What the task requires: Every record must be written out once more, with nothing added or omitted.

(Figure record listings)
'''

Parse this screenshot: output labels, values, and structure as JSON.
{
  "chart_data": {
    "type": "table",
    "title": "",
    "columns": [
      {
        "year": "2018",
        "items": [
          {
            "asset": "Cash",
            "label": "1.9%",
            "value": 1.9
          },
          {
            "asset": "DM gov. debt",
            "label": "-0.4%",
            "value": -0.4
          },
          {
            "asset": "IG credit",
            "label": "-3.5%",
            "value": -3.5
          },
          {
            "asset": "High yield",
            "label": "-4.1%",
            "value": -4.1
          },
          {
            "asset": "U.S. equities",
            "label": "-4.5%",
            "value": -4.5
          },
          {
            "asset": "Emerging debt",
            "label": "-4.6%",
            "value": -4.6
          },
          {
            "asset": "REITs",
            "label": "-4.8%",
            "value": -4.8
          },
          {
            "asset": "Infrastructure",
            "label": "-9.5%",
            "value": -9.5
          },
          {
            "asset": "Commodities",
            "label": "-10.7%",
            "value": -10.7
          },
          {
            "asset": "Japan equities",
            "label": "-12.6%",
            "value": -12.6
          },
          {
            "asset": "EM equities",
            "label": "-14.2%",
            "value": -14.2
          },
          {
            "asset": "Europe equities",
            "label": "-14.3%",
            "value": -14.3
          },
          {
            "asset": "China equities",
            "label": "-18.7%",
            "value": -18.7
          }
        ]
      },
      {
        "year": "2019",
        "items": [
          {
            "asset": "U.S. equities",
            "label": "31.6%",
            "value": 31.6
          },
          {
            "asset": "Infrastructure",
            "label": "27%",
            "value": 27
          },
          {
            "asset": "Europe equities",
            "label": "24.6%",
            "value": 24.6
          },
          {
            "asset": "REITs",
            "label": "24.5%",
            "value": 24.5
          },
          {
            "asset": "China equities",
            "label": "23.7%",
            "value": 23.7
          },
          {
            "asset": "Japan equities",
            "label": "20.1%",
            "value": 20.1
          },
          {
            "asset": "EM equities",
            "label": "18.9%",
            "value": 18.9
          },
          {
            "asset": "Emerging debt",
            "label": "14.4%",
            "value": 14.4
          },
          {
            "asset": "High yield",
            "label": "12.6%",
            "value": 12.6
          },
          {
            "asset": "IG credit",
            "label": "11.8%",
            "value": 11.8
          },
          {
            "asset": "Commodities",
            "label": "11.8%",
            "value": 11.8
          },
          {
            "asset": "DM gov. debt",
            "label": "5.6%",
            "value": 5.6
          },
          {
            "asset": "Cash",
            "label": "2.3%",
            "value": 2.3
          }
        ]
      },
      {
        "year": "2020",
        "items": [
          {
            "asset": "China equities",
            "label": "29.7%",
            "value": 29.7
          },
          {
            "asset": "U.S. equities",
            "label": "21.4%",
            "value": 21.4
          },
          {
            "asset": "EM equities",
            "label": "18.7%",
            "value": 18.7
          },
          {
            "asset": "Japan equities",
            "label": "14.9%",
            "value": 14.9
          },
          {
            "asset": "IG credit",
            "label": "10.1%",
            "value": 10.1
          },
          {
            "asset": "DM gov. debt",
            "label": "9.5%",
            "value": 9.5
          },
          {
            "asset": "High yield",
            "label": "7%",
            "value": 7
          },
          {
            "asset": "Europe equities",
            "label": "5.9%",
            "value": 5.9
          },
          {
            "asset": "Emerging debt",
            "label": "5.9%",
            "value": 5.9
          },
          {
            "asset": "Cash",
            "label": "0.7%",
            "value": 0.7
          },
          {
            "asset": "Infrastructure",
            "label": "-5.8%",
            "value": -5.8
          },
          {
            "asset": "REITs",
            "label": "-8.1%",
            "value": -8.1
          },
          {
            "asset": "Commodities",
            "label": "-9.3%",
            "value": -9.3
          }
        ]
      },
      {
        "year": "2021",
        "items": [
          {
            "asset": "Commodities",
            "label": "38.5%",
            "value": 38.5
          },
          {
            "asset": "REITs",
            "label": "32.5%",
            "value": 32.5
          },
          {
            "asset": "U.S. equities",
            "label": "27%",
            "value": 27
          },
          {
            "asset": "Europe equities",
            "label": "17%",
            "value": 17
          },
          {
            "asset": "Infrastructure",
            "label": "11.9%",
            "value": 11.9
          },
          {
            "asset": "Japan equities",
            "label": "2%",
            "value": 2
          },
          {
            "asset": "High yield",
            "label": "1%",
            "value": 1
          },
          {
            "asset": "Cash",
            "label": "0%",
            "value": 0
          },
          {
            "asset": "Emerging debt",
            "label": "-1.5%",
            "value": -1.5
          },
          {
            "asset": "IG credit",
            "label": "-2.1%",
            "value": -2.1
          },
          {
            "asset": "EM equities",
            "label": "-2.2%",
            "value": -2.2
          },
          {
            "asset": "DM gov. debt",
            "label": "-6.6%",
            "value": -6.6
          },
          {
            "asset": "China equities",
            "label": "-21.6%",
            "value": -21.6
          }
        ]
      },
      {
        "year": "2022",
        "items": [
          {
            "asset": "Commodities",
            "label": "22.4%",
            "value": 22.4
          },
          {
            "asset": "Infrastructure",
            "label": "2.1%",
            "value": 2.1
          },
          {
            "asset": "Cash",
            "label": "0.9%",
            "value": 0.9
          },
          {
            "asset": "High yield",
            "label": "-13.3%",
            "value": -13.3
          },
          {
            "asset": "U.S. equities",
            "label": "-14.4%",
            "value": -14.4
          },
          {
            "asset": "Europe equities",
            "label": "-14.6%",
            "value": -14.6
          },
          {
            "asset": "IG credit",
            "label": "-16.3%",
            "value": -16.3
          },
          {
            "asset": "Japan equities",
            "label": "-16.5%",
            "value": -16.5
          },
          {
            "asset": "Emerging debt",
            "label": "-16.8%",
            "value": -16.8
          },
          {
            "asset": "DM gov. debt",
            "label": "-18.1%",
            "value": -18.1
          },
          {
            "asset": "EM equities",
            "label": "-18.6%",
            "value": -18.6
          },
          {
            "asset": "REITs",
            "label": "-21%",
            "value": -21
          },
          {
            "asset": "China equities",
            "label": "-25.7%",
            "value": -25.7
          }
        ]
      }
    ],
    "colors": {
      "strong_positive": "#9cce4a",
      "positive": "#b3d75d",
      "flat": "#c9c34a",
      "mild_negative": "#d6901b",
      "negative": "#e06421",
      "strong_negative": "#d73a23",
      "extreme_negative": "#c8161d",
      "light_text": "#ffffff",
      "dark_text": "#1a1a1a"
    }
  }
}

'''

Response for this exercise:
Parse this screenshot: output labels, values, and structure as JSON.
{
  "chart_data": {
    "type": "table",
    "title": "",
    "columns": [
      {
        "year": "2018",
        "items": [
          {
            "asset": "Cash",
            "label": "1.9%",
            "value": 1.9
          },
          {
            "asset": "DM gov. debt",
            "label": "-0.4%",
            "value": -0.4
          },
          {
            "asset": "IG credit",
            "label": "-3.5%",
            "value": -3.5
          },
          {
            "asset": "High yield",
            "label": "-4.1%",
            "value": -4.1
          },
          {
            "asset": "U.S. equities",
            "label": "-4.5%",
            "value": -4.5
          },
          {
            "asset": "Emerging debt",
            "label": "-4.6%",
            "value": -4.6
          },
          {
            "asset": "REITs",
            "label": "-4.8%",
            "value": -4.8
          },
          {
            "asset": "Infrastructure",
            "label": "-9.5%",
            "value": -9.5
          },
          {
            "asset": "Commodities",
            "label": "-10.7%",
            "value": -10.7
          },
          {
            "asset": "Japan equities",
            "label": "-12.6%",
            "value": -12.6
          },
          {
            "asset": "EM equities",
            "label": "-14.2%",
            "value": -14.2
          },
          {
            "asset": "Europe equities",
            "label": "-14.3%",
            "value": -14.3
          },
          {
            "asset": "China equities",
            "label": "-18.7%",
            "value": -18.7
          }
        ]
      },
      {
        "year": "2019",
        "items": [
          {
            "asset": "U.S. equities",
            "label": "31.6%",
            "value": 31.6
          },
          {
            "asset": "Infrastructure",
            "label": "27%",
            "value": 27
          },
          {
            "asset": "Europe equities",
            "label": "24.6%",
            "value": 24.6
          },
          {
            "asset": "REITs",
            "label": "24.5%",
            "value": 24.5
          },
          {
            "asset": "China equities",
            "label": "23.7%",
            "value": 23.7
          },
          {
            "asset": "Japan equities",
            "label": "20.1%",
            "value": 20.1
          },
          {
            "asset": "EM equities",
            "label": "18.9%",
            "value": 18.9
          },
          {
            "asset": "Emerging debt",
            "label": "14.4%",
            "value": 14.4
          },
          {
            "asset": "High yield",
            "label": "12.6%",
            "value": 12.6
          },
          {
            "asset": "IG credit",
            "label": "11.8%",
            "value": 11.8
          },
          {
            "asset": "Commodities",
            "label": "11.8%",
            "value": 11.8
          },
          {
            "asset": "DM gov. debt",
            "label": "5.6%",
            "value": 5.6
          },
          {
            "asset": "Cash",
            "label": "2.3%",
            "value": 2.3
          }
        ]
      },
      {
        "year": "2020",
        "items": [
          {
            "asset": "China equities",
            "label": "29.7%",
            "value": 29.7
          },
          {
            "asset": "U.S. equities",
            "label": "21.4%",
            "value": 21.4
          },
          {
            "asset": "EM equities",
            "label": "18.7%",
            "value": 18.7
          },
          {
            "asset": "Japan equities",
            "label": "14.9%",
            "value": 14.9
          },
          {
            "asset": "IG credit",
            "label": "10.1%",
            "value": 10.1
          },
          {
            "asset": "DM gov. debt",
            "label": "9.5%",
            "value": 9.5
          },
          {
            "asset": "High yield",
            "label": "7%",
            "value": 7
          },
          {
            "asset": "Europe equities",
            "label": "5.9%",
            "value": 5.9
          },
          {
            "asset": "Emerging debt",
            "label": "5.9%",
            "value": 5.9
          },
          {
            "asset": "Cash",
            "label": "0.7%",
            "value": 0.7
          },
          {
            "asset": "Infrastructure",
            "label": "-5.8%",
            "value": -5.8
          },
          {
            "asset": "REITs",
            "label": "-8.1%",
            "value": -8.1
          },
          {
            "asset": "Commodities",
            "label": "-9.3%",
            "value": -9.3
          }
        ]
      },
      {
        "year": "2021",
        "items": [
          {
            "asset": "Commodities",
            "label": "38.5%",
            "value": 38.5
          },
          {
            "asset": "REITs",
            "label": "32.5%",
            "value": 32.5
          },
          {
            "asset": "U.S. equities",
            "label": "27%",
            "value": 27
          },
          {
            "asset": "Europe equities",
            "label": "17%",
            "value": 17
          },
          {
            "asset": "Infrastructure",
            "label": "11.9%",
            "value": 11.9
          },
          {
            "asset": "Japan equities",
            "label": "2%",
            "value": 2
          },
          {
            "asset": "High yield",
            "label": "1%",
            "value": 1
          },
          {
            "asset": "Cash",
            "label": "0%",
            "value": 0
          },
          {
            "asset": "Emerging debt",
            "label": "-1.5%",
            "value": -1.5
          },
          {
            "asset": "IG credit",
            "label": "-2.1%",
            "value": -2.1
          },
          {
            "asset": "EM equities",
            "label": "-2.2%",
            "value": -2.2
          },
          {
            "asset": "DM gov. debt",
            "label": "-6.6%",
            "value": -6.6
          },
          {
            "asset": "China equities",
            "label": "-21.6%",
            "value": -21.6
          }
        ]
      },
      {
        "year": "2022",
        "items": [
          {
            "asset": "Commodities",
            "label": "22.4%",
            "value": 22.4
          },
          {
            "asset": "Infrastructure",
            "label": "2.1%",
            "value": 2.1
          },
          {
            "asset": "Cash",
            "label": "0.9%",
            "value": 0.9
          },
          {
            "asset": "High yield",
            "label": "-13.3%",
            "value": -13.3
          },
          {
            "asset": "U.S. equities",
            "label": "-14.4%",
            "value": -14.4
          },
          {
            "asset": "Europe equities",
            "label": "-14.6%",
            "value": -14.6
          },
          {
            "asset": "IG credit",
            "label": "-16.3%",
            "value": -16.3
          },
          {
            "asset": "Japan equities",
            "label": "-16.5%",
            "value": -16.5
          },
          {
            "asset": "Emerging debt",
            "label": "-16.8%",
            "value": -16.8
          },
          {
            "asset": "DM gov. debt",
            "label": "-18.1%",
            "value": -18.1
          },
          {
            "asset": "EM equities",
            "label": "-18.6%",
            "value": -18.6
          },
          {
            "asset": "REITs",
            "label": "-21%",
            "value": -21
          },
          {
            "asset": "China equities",
            "label": "-25.7%",
            "value": -25.7
          }
        ]
      }
    ],
    "colors": {
      "strong_positive": "#9cce4a",
      "positive": "#b3d75d",
      "flat": "#c9c34a",
      "mild_negative": "#d6901b",
      "negative": "#e06421",
      "strong_negative": "#d73a23",
      "extreme_negative": "#c8161d",
      "light_text": "#ffffff",
      "dark_text": "#1a1a1a"
    }
  }
}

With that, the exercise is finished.